Copy every line of the listing that holds the string "America".

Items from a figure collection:
- - -
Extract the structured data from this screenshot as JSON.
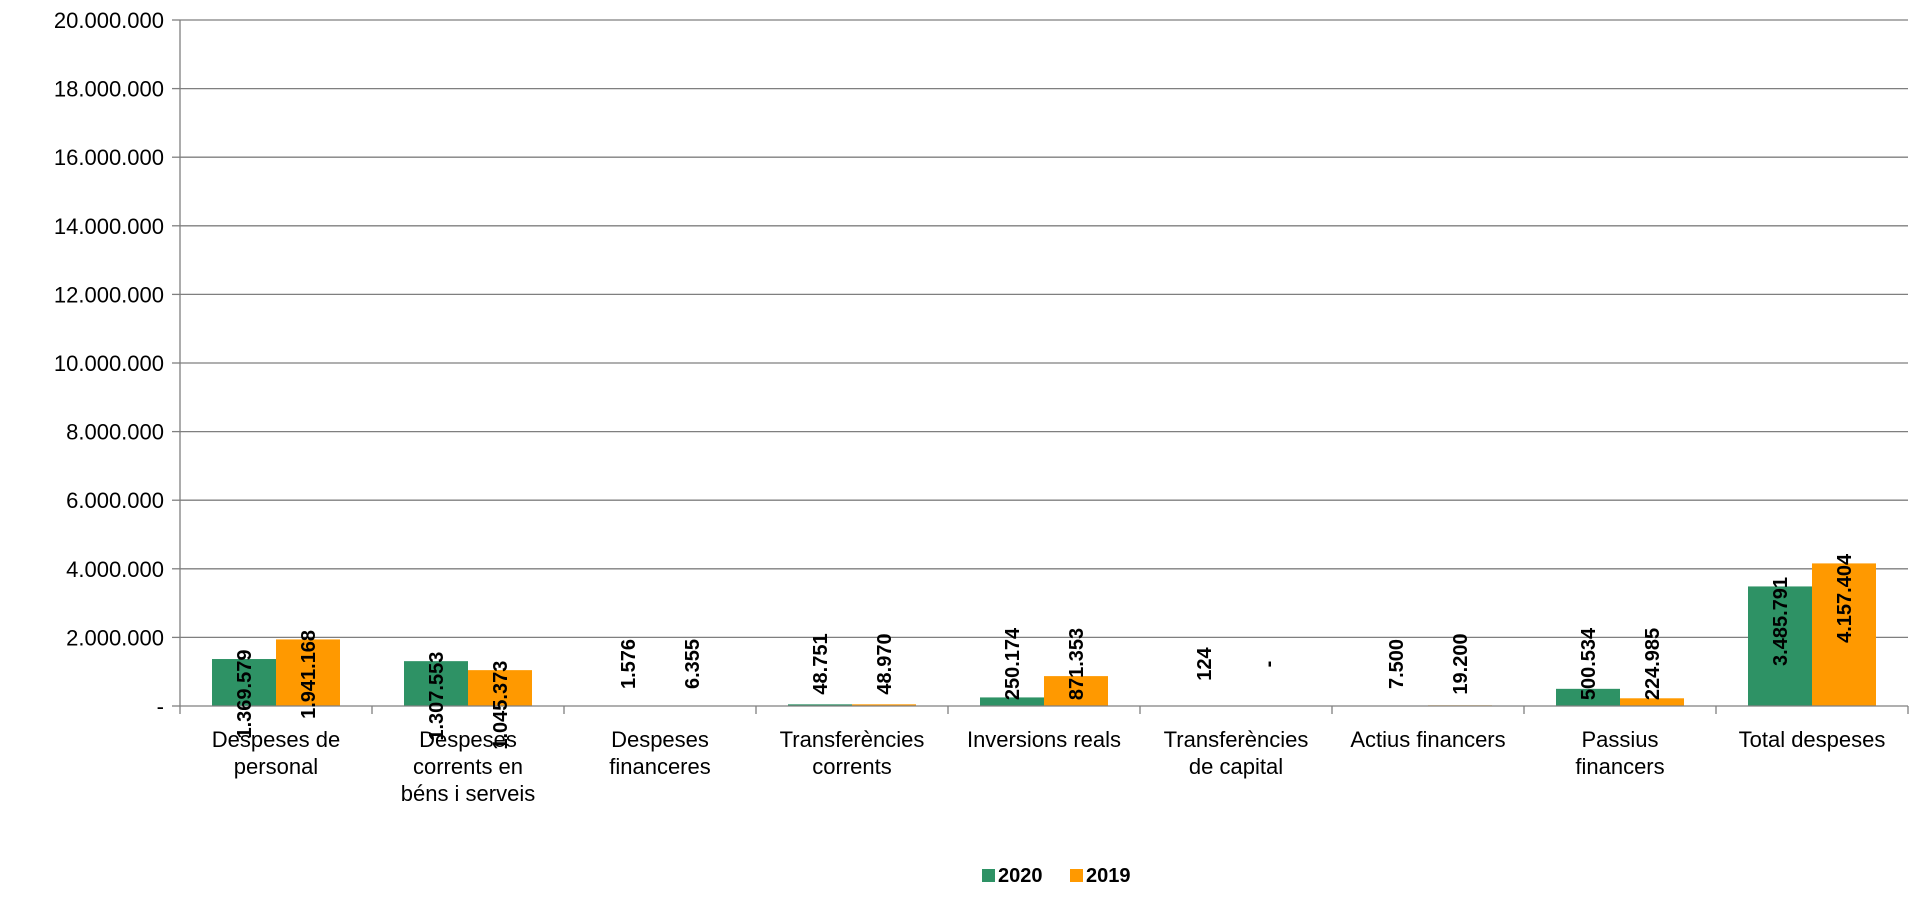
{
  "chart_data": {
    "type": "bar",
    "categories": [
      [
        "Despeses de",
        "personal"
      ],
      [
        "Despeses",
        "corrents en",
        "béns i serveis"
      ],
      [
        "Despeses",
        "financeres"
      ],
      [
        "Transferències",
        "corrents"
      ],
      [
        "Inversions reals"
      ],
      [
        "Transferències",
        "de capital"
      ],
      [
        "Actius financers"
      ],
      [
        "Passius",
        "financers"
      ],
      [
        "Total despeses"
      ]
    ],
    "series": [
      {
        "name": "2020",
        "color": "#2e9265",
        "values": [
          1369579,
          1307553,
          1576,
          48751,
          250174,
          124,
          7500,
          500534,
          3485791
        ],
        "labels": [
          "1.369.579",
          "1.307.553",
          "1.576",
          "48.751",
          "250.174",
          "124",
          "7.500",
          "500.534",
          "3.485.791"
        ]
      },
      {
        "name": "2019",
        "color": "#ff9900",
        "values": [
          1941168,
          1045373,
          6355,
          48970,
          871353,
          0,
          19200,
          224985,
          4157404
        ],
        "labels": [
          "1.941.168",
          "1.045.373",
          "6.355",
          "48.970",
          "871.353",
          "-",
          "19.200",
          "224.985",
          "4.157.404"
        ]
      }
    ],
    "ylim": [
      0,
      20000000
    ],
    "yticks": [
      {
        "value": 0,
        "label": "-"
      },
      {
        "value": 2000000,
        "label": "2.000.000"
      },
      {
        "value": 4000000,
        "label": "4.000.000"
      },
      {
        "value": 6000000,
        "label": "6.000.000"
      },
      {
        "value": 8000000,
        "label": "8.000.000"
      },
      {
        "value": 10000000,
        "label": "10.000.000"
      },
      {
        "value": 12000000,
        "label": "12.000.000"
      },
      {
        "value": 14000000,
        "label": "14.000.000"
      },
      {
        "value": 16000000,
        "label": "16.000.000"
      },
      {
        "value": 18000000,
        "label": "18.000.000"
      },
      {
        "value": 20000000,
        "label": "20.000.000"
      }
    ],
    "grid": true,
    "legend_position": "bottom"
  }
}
- - -
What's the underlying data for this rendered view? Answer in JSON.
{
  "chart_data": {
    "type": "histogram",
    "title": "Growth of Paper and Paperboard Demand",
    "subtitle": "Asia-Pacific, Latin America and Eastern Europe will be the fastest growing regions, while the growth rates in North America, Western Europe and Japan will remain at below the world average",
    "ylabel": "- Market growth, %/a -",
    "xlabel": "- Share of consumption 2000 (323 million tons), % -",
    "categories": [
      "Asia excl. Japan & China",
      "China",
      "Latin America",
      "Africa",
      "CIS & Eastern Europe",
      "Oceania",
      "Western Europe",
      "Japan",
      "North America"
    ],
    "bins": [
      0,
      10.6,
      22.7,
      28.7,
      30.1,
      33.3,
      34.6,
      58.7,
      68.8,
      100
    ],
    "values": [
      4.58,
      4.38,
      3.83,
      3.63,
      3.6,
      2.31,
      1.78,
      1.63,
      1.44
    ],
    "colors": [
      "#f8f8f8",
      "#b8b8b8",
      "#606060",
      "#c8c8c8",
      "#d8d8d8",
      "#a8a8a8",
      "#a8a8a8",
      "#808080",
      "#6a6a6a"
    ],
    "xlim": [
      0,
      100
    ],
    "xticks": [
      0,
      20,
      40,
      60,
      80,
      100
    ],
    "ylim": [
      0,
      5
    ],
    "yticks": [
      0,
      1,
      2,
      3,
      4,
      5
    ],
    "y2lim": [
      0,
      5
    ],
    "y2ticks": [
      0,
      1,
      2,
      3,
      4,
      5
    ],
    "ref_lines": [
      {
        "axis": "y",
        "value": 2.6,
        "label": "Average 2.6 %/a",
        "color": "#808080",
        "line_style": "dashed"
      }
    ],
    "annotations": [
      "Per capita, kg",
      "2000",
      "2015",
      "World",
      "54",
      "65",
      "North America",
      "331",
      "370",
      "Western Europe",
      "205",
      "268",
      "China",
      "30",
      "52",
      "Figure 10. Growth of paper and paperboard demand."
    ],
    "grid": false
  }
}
- - -
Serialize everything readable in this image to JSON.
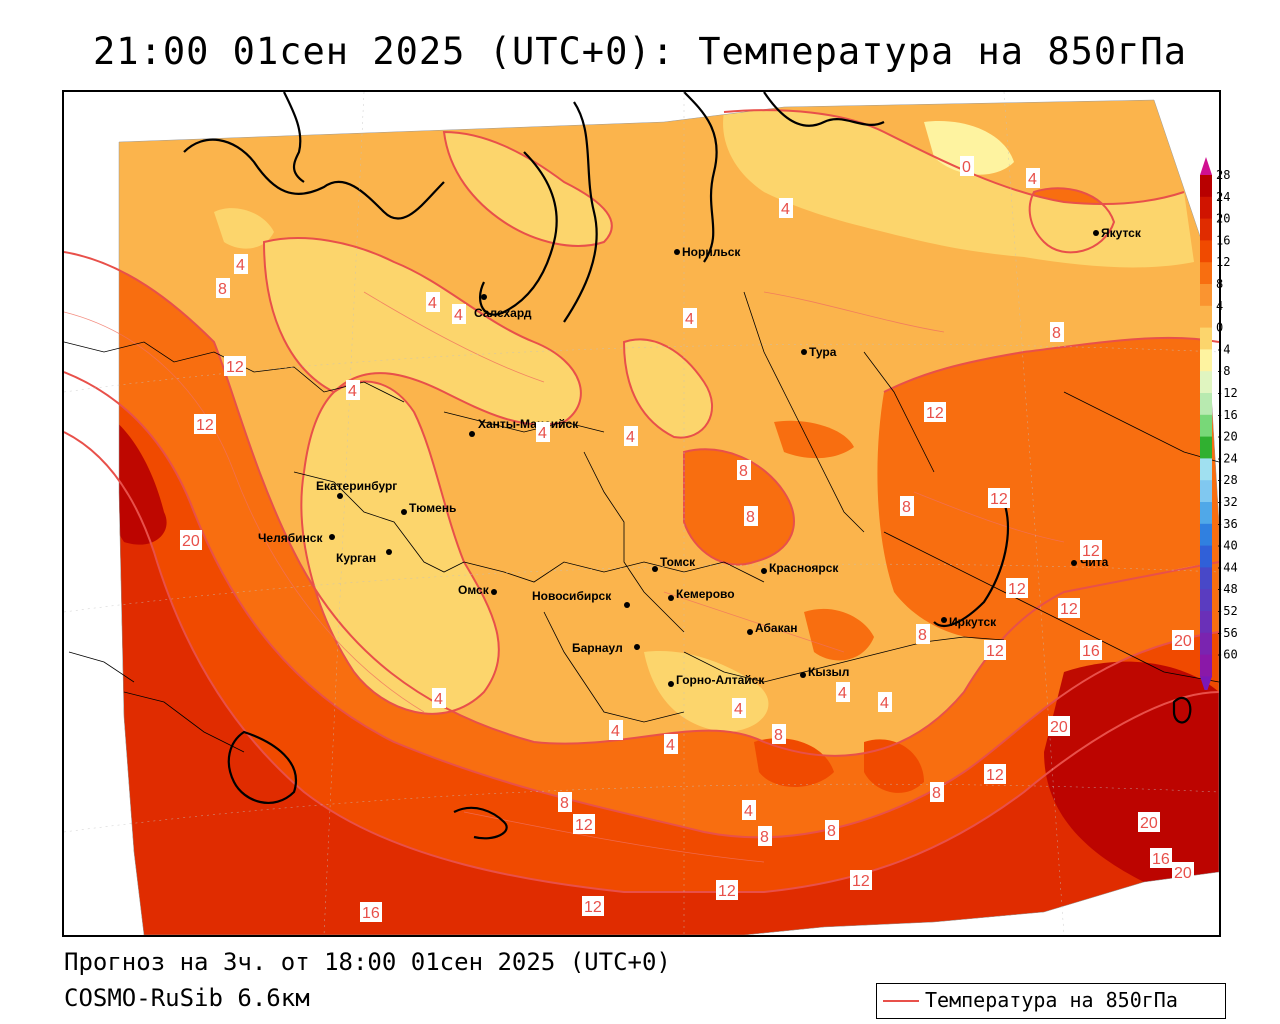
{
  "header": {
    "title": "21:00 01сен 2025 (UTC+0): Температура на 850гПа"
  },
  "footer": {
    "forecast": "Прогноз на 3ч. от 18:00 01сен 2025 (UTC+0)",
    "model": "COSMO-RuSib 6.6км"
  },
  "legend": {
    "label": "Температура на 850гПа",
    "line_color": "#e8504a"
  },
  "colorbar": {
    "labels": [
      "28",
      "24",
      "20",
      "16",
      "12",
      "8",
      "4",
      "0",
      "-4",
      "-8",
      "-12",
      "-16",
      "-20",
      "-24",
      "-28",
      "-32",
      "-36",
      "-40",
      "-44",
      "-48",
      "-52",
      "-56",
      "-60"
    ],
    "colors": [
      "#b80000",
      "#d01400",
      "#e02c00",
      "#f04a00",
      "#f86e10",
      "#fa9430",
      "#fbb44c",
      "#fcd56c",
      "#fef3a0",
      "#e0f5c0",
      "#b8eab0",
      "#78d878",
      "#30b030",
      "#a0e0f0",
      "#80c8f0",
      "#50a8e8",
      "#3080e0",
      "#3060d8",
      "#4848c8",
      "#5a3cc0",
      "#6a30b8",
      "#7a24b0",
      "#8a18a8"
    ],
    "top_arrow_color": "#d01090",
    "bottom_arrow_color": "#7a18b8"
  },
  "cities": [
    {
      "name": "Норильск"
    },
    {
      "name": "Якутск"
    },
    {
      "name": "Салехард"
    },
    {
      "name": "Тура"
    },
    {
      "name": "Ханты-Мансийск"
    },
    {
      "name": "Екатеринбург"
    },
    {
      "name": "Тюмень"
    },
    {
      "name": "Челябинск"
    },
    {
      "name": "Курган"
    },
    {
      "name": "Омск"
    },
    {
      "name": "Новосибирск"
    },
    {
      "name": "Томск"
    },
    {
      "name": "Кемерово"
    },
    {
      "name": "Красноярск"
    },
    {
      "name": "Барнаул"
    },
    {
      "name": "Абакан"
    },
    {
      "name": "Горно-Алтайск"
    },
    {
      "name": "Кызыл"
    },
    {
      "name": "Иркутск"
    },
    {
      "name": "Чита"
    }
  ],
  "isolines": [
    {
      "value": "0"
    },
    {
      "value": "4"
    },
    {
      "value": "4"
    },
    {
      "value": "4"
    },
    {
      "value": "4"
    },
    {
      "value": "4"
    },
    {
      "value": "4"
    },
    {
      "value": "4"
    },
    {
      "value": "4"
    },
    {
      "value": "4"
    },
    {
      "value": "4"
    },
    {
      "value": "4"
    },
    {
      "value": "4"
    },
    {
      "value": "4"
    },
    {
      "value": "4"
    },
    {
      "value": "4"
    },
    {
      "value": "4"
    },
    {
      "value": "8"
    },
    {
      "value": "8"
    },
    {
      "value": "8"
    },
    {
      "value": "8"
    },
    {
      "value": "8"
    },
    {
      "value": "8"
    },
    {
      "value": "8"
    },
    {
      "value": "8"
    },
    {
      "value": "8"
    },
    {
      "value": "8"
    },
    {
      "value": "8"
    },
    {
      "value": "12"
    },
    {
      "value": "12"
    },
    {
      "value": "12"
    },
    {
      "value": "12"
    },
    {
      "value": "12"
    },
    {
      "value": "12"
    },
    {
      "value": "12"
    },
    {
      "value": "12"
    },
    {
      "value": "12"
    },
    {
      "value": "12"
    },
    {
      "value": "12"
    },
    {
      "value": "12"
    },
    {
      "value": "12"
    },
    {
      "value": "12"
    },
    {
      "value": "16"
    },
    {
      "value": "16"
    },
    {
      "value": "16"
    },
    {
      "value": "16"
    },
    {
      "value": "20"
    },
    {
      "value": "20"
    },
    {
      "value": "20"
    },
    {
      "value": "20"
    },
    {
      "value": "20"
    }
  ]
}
- - -
_Solution to the problem_
    "subtitle": "Asia-Pacific, Latin America and Eastern Europe will be the fastest growing regions, while the growth rates in North America, Western Europe and Japan will remain at below the world average",
      "Latin America",
      "North America"
      "North America",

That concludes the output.